## What is being asked
In the entries that follow, how many lines hold the string "around"? Give only that number.

## Records to use
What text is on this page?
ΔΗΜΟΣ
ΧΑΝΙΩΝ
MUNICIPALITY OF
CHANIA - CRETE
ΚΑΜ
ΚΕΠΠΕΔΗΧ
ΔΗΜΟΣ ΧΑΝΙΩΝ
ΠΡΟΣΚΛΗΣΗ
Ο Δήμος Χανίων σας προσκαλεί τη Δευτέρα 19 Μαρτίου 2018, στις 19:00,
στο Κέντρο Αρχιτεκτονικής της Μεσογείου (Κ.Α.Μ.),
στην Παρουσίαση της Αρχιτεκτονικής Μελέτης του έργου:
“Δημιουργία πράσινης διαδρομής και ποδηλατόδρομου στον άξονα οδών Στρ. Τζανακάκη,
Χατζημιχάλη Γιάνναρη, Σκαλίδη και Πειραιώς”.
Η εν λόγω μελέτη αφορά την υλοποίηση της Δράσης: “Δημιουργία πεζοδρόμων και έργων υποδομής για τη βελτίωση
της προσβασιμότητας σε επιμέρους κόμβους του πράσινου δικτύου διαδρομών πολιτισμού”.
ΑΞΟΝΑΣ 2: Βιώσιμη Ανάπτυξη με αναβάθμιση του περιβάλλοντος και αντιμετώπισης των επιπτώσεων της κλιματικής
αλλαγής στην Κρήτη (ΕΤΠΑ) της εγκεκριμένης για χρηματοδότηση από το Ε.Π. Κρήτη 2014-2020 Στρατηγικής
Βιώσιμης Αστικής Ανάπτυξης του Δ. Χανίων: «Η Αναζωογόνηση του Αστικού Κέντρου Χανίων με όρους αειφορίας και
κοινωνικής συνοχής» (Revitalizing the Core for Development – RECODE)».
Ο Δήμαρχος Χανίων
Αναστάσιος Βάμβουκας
...
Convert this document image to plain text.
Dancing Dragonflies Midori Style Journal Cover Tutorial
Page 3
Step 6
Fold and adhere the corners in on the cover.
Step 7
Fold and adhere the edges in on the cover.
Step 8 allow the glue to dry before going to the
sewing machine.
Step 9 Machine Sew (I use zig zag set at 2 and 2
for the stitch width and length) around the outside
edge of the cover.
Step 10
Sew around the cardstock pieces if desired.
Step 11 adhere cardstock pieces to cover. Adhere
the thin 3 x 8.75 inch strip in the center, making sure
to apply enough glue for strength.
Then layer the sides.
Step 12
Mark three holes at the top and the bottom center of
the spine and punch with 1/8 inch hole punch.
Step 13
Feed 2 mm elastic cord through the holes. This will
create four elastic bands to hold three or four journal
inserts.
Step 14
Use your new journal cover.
==
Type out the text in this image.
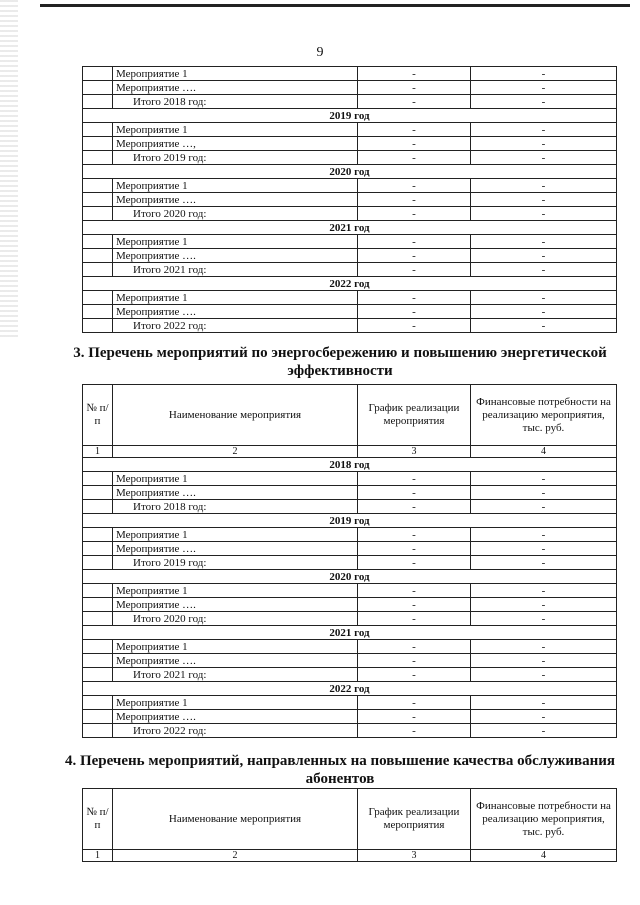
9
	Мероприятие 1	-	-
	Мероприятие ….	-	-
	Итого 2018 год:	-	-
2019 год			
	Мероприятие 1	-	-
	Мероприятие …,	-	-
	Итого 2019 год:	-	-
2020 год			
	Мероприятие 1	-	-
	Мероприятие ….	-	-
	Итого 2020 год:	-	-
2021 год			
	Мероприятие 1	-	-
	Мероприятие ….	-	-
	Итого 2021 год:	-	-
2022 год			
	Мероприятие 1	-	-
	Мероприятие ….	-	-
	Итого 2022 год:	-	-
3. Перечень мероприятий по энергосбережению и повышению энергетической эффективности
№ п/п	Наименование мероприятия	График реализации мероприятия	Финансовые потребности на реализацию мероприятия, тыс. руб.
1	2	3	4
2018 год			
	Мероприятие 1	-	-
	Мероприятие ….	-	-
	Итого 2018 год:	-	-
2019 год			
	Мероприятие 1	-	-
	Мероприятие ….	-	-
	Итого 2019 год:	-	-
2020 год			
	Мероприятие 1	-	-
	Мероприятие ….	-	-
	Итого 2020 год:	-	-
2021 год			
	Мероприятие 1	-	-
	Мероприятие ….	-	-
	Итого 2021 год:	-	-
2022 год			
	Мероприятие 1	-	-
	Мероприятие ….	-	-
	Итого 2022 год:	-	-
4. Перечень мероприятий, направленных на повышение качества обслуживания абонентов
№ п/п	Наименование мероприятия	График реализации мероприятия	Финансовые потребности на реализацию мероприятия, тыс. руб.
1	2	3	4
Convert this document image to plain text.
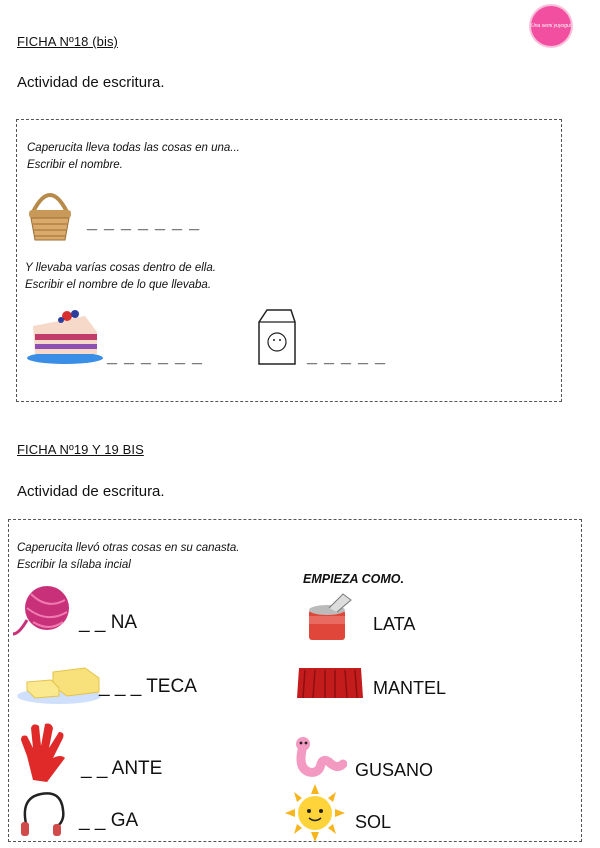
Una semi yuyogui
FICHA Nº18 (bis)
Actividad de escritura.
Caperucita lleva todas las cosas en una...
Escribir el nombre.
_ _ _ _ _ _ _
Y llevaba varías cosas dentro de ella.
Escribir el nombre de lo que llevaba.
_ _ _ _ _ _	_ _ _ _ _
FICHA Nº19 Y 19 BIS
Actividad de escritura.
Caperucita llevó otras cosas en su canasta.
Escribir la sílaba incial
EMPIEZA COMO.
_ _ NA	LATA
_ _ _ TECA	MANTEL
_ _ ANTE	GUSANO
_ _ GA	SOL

## Exercise solution
2